Dataset records:
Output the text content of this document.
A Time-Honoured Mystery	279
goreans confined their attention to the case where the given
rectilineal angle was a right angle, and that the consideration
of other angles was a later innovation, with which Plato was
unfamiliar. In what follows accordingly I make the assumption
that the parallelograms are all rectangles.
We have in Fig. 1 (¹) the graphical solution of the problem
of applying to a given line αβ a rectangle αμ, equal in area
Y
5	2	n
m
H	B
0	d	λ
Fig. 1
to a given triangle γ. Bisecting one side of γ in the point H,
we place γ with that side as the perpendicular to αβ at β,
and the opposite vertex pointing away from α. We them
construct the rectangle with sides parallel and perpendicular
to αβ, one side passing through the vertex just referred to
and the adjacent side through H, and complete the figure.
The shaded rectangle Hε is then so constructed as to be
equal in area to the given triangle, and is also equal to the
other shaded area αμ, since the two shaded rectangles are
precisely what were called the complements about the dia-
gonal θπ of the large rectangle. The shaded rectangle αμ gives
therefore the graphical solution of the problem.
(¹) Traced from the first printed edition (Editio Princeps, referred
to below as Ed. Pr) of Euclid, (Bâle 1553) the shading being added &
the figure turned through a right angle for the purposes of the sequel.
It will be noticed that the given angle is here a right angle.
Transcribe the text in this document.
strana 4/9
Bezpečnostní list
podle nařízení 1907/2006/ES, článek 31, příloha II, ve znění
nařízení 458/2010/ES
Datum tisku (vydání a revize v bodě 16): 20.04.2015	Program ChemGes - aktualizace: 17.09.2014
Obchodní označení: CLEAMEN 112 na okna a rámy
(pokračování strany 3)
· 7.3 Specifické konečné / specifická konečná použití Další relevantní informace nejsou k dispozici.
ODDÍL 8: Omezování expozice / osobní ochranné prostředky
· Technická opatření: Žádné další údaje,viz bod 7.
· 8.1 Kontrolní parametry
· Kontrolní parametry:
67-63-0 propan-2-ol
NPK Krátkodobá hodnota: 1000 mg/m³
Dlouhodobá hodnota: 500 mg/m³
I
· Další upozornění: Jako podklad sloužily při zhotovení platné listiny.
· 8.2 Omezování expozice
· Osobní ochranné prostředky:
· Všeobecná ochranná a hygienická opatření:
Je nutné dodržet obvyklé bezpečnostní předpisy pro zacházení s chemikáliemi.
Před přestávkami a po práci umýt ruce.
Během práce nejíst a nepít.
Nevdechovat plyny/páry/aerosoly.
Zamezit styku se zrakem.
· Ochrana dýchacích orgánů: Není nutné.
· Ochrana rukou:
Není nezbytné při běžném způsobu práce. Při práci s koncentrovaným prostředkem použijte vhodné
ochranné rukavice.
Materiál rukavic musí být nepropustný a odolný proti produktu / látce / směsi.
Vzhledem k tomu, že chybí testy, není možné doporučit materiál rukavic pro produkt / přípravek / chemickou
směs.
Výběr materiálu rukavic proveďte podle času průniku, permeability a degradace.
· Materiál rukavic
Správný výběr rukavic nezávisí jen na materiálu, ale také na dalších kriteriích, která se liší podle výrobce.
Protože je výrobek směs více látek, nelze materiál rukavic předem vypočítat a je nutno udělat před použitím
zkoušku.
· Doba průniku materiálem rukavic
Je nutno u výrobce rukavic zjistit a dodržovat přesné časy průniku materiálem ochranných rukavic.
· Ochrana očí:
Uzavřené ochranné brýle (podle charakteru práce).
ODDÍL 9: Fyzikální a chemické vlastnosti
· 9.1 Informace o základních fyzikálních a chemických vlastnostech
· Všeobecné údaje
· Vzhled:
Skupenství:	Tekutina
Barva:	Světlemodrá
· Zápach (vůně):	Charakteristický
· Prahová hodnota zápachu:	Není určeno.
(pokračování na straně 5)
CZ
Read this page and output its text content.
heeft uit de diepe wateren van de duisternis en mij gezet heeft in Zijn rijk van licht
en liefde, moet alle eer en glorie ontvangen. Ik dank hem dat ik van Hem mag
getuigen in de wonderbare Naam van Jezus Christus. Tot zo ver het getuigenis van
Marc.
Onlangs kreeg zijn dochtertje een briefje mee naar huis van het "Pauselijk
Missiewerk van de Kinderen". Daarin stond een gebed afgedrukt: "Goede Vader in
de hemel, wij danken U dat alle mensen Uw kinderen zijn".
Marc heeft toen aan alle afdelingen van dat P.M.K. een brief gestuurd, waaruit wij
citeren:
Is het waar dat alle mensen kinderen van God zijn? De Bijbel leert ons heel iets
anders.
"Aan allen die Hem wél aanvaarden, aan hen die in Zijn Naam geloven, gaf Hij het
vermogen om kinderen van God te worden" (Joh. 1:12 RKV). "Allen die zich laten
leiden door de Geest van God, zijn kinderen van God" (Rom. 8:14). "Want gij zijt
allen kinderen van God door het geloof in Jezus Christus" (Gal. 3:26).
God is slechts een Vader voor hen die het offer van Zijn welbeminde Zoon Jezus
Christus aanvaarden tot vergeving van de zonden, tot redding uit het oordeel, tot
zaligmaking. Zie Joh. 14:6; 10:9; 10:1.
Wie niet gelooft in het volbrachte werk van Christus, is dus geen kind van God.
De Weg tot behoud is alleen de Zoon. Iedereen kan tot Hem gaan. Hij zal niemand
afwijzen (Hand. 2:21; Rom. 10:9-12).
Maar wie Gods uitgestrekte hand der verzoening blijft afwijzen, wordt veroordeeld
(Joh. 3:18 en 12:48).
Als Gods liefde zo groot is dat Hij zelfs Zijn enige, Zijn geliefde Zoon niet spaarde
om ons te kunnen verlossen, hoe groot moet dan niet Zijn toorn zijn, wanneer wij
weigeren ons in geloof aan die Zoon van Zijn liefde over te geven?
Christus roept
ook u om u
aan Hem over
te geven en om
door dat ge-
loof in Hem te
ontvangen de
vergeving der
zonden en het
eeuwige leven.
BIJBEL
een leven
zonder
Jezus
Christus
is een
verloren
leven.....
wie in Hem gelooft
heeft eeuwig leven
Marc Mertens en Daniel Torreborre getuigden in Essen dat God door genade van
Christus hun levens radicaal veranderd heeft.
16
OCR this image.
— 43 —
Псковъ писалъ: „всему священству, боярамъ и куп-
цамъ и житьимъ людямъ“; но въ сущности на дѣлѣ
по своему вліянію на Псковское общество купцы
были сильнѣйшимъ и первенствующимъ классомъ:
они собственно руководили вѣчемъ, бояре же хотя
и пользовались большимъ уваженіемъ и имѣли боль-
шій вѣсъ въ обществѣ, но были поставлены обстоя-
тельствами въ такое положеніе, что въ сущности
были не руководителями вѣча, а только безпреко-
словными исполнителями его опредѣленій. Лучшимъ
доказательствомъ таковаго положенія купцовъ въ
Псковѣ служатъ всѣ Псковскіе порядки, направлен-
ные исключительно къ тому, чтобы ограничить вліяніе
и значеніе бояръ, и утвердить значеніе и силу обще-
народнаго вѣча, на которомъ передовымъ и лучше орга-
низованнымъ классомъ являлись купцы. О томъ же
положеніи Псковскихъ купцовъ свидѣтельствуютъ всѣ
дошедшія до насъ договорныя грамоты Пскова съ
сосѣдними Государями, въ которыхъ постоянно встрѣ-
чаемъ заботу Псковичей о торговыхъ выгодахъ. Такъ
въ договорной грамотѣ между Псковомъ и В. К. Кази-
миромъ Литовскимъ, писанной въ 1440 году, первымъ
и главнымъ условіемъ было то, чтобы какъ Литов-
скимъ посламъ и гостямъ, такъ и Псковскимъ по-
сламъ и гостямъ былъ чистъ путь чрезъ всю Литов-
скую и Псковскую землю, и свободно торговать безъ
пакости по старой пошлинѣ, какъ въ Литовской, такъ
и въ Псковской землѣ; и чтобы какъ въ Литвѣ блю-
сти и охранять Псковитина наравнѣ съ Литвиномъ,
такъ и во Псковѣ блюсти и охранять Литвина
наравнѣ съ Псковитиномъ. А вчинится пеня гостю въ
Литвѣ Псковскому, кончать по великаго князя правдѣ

# Problem description
Filter the entries above down to the lines containing the word "prostředky".

# Exercise answer
ODDÍL 8: Omezování expozice / osobní ochranné prostředky
· Osobní ochranné prostředky:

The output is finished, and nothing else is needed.